start Records supplied
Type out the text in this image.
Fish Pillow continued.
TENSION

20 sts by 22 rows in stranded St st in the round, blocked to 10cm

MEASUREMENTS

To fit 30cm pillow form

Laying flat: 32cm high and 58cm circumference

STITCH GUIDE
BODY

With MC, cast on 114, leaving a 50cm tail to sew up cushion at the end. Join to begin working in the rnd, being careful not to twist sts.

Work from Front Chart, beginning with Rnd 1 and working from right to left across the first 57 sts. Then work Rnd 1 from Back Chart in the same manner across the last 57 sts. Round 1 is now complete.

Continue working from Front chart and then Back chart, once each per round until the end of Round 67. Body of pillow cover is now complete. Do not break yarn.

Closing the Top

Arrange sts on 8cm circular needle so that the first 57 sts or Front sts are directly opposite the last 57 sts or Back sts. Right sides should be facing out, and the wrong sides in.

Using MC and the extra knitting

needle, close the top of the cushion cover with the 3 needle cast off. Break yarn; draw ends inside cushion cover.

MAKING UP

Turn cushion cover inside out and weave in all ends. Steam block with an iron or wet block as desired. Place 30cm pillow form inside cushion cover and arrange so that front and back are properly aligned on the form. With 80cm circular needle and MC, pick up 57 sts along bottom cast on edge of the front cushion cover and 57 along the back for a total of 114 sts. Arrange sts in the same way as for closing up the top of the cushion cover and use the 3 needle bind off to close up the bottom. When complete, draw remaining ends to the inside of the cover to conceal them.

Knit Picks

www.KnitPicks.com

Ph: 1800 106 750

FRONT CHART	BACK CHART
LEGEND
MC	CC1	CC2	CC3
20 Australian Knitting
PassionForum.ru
end Records supplied
Exercise objective: Please reproduce all of the entries exactly as they stand.

Completed exercise:
Type out the text in this image.
Fish Pillow continued.
TENSION

20 sts by 22 rows in stranded St st in the round, blocked to 10cm

MEASUREMENTS

To fit 30cm pillow form

Laying flat: 32cm high and 58cm circumference

STITCH GUIDE
BODY

With MC, cast on 114, leaving a 50cm tail to sew up cushion at the end. Join to begin working in the rnd, being careful not to twist sts.

Work from Front Chart, beginning with Rnd 1 and working from right to left across the first 57 sts. Then work Rnd 1 from Back Chart in the same manner across the last 57 sts. Round 1 is now complete.

Continue working from Front chart and then Back chart, once each per round until the end of Round 67. Body of pillow cover is now complete. Do not break yarn.

Closing the Top

Arrange sts on 8cm circular needle so that the first 57 sts or Front sts are directly opposite the last 57 sts or Back sts. Right sides should be facing out, and the wrong sides in.

Using MC and the extra knitting

needle, close the top of the cushion cover with the 3 needle cast off. Break yarn; draw ends inside cushion cover.

MAKING UP

Turn cushion cover inside out and weave in all ends. Steam block with an iron or wet block as desired. Place 30cm pillow form inside cushion cover and arrange so that front and back are properly aligned on the form. With 80cm circular needle and MC, pick up 57 sts along bottom cast on edge of the front cushion cover and 57 along the back for a total of 114 sts. Arrange sts in the same way as for closing up the top of the cushion cover and use the 3 needle bind off to close up the bottom. When complete, draw remaining ends to the inside of the cover to conceal them.

Knit Picks

www.KnitPicks.com

Ph: 1800 106 750

FRONT CHART	BACK CHART
LEGEND
MC	CC1	CC2	CC3
20 Australian Knitting
PassionForum.ru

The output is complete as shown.